Print the whole listing exactly.

» Dataset entries
========
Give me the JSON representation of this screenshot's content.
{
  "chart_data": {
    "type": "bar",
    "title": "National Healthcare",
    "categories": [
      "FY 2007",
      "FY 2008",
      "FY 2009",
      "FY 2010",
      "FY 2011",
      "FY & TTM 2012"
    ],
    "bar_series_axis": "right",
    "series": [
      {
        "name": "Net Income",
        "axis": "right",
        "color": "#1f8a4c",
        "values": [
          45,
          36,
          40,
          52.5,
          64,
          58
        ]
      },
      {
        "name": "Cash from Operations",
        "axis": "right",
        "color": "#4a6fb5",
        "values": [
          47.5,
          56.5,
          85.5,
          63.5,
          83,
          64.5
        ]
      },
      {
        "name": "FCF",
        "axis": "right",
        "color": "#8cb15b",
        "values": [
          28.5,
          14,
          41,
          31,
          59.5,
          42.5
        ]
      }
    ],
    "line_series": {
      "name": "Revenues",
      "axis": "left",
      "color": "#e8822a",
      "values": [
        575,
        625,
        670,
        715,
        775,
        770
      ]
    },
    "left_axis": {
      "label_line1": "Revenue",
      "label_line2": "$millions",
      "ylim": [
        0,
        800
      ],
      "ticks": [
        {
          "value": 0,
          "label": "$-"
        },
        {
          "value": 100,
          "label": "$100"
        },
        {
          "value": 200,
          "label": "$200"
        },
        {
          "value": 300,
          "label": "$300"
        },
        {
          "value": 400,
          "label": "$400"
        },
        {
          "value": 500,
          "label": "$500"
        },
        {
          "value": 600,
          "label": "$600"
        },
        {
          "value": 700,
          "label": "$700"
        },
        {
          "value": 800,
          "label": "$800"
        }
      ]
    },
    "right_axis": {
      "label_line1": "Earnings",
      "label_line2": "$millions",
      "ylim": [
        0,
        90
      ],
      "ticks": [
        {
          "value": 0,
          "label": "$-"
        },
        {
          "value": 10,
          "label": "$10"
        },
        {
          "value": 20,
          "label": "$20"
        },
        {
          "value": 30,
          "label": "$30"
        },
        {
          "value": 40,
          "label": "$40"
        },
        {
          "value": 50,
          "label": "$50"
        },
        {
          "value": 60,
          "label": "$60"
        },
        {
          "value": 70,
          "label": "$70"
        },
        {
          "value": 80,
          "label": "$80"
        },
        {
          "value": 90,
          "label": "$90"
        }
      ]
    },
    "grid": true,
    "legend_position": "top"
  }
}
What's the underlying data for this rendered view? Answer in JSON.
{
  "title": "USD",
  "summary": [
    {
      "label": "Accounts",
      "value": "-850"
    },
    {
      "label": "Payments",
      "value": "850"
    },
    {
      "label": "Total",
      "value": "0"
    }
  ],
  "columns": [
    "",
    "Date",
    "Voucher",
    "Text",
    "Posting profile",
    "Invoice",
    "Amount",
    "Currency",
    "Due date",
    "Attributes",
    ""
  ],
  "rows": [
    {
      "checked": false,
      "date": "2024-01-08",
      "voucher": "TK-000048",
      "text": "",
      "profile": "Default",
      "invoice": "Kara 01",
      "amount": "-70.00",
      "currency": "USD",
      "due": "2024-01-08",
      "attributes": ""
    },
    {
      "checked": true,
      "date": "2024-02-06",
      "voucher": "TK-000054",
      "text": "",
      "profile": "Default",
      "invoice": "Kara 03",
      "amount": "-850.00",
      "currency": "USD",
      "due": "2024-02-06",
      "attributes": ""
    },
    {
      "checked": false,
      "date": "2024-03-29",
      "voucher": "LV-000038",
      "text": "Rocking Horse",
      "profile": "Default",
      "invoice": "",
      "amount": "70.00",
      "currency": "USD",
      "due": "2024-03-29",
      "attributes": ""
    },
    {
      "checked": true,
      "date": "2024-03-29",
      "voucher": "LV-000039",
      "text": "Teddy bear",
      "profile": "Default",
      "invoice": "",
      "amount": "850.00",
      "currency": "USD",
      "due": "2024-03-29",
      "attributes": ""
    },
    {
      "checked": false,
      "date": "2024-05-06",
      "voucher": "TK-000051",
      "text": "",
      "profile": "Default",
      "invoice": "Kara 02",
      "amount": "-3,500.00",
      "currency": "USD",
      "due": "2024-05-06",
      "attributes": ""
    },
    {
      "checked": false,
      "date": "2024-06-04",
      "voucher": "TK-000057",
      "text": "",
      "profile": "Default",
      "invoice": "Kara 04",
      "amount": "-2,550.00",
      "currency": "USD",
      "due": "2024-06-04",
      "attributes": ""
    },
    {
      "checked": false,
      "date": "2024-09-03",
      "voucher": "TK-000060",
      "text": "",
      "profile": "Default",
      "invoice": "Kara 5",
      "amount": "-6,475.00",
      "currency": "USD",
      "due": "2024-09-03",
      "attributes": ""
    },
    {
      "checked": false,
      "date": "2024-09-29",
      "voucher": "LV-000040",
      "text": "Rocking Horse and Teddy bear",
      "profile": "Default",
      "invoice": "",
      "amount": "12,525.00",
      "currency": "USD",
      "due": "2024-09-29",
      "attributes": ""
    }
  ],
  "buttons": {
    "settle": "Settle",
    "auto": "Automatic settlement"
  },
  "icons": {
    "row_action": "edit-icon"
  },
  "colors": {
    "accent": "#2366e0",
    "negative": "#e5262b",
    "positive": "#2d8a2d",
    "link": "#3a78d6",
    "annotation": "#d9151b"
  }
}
========
» WRITTEN SOLUTION
Give me the JSON representation of this screenshot's content.
{
  "chart_data": {
    "type": "bar",
    "title": "National Healthcare",
    "categories": [
      "FY 2007",
      "FY 2008",
      "FY 2009",
      "FY 2010",
      "FY 2011",
      "FY & TTM 2012"
    ],
    "bar_series_axis": "right",
    "series": [
      {
        "name": "Net Income",
        "axis": "right",
        "color": "#1f8a4c",
        "values": [
          45,
          36,
          40,
          52.5,
          64,
          58
        ]
      },
      {
        "name": "Cash from Operations",
        "axis": "right",
        "color": "#4a6fb5",
        "values": [
          47.5,
          56.5,
          85.5,
          63.5,
          83,
          64.5
        ]
      },
      {
        "name": "FCF",
        "axis": "right",
        "color": "#8cb15b",
        "values": [
          28.5,
          14,
          41,
          31,
          59.5,
          42.5
        ]
      }
    ],
    "line_series": {
      "name": "Revenues",
      "axis": "left",
      "color": "#e8822a",
      "values": [
        575,
        625,
        670,
        715,
        775,
        770
      ]
    },
    "left_axis": {
      "label_line1": "Revenue",
      "label_line2": "$millions",
      "ylim": [
        0,
        800
      ],
      "ticks": [
        {
          "value": 0,
          "label": "$-"
        },
        {
          "value": 100,
          "label": "$100"
        },
        {
          "value": 200,
          "label": "$200"
        },
        {
          "value": 300,
          "label": "$300"
        },
        {
          "value": 400,
          "label": "$400"
        },
        {
          "value": 500,
          "label": "$500"
        },
        {
          "value": 600,
          "label": "$600"
        },
        {
          "value": 700,
          "label": "$700"
        },
        {
          "value": 800,
          "label": "$800"
        }
      ]
    },
    "right_axis": {
      "label_line1": "Earnings",
      "label_line2": "$millions",
      "ylim": [
        0,
        90
      ],
      "ticks": [
        {
          "value": 0,
          "label": "$-"
        },
        {
          "value": 10,
          "label": "$10"
        },
        {
          "value": 20,
          "label": "$20"
        },
        {
          "value": 30,
          "label": "$30"
        },
        {
          "value": 40,
          "label": "$40"
        },
        {
          "value": 50,
          "label": "$50"
        },
        {
          "value": 60,
          "label": "$60"
        },
        {
          "value": 70,
          "label": "$70"
        },
        {
          "value": 80,
          "label": "$80"
        },
        {
          "value": 90,
          "label": "$90"
        }
      ]
    },
    "grid": true,
    "legend_position": "top"
  }
}
What's the underlying data for this rendered view? Answer in JSON.
{
  "title": "USD",
  "summary": [
    {
      "label": "Accounts",
      "value": "-850"
    },
    {
      "label": "Payments",
      "value": "850"
    },
    {
      "label": "Total",
      "value": "0"
    }
  ],
  "columns": [
    "",
    "Date",
    "Voucher",
    "Text",
    "Posting profile",
    "Invoice",
    "Amount",
    "Currency",
    "Due date",
    "Attributes",
    ""
  ],
  "rows": [
    {
      "checked": false,
      "date": "2024-01-08",
      "voucher": "TK-000048",
      "text": "",
      "profile": "Default",
      "invoice": "Kara 01",
      "amount": "-70.00",
      "currency": "USD",
      "due": "2024-01-08",
      "attributes": ""
    },
    {
      "checked": true,
      "date": "2024-02-06",
      "voucher": "TK-000054",
      "text": "",
      "profile": "Default",
      "invoice": "Kara 03",
      "amount": "-850.00",
      "currency": "USD",
      "due": "2024-02-06",
      "attributes": ""
    },
    {
      "checked": false,
      "date": "2024-03-29",
      "voucher": "LV-000038",
      "text": "Rocking Horse",
      "profile": "Default",
      "invoice": "",
      "amount": "70.00",
      "currency": "USD",
      "due": "2024-03-29",
      "attributes": ""
    },
    {
      "checked": true,
      "date": "2024-03-29",
      "voucher": "LV-000039",
      "text": "Teddy bear",
      "profile": "Default",
      "invoice": "",
      "amount": "850.00",
      "currency": "USD",
      "due": "2024-03-29",
      "attributes": ""
    },
    {
      "checked": false,
      "date": "2024-05-06",
      "voucher": "TK-000051",
      "text": "",
      "profile": "Default",
      "invoice": "Kara 02",
      "amount": "-3,500.00",
      "currency": "USD",
      "due": "2024-05-06",
      "attributes": ""
    },
    {
      "checked": false,
      "date": "2024-06-04",
      "voucher": "TK-000057",
      "text": "",
      "profile": "Default",
      "invoice": "Kara 04",
      "amount": "-2,550.00",
      "currency": "USD",
      "due": "2024-06-04",
      "attributes": ""
    },
    {
      "checked": false,
      "date": "2024-09-03",
      "voucher": "TK-000060",
      "text": "",
      "profile": "Default",
      "invoice": "Kara 5",
      "amount": "-6,475.00",
      "currency": "USD",
      "due": "2024-09-03",
      "attributes": ""
    },
    {
      "checked": false,
      "date": "2024-09-29",
      "voucher": "LV-000040",
      "text": "Rocking Horse and Teddy bear",
      "profile": "Default",
      "invoice": "",
      "amount": "12,525.00",
      "currency": "USD",
      "due": "2024-09-29",
      "attributes": ""
    }
  ],
  "buttons": {
    "settle": "Settle",
    "auto": "Automatic settlement"
  },
  "icons": {
    "row_action": "edit-icon"
  },
  "colors": {
    "accent": "#2366e0",
    "negative": "#e5262b",
    "positive": "#2d8a2d",
    "link": "#3a78d6",
    "annotation": "#d9151b"
  }
}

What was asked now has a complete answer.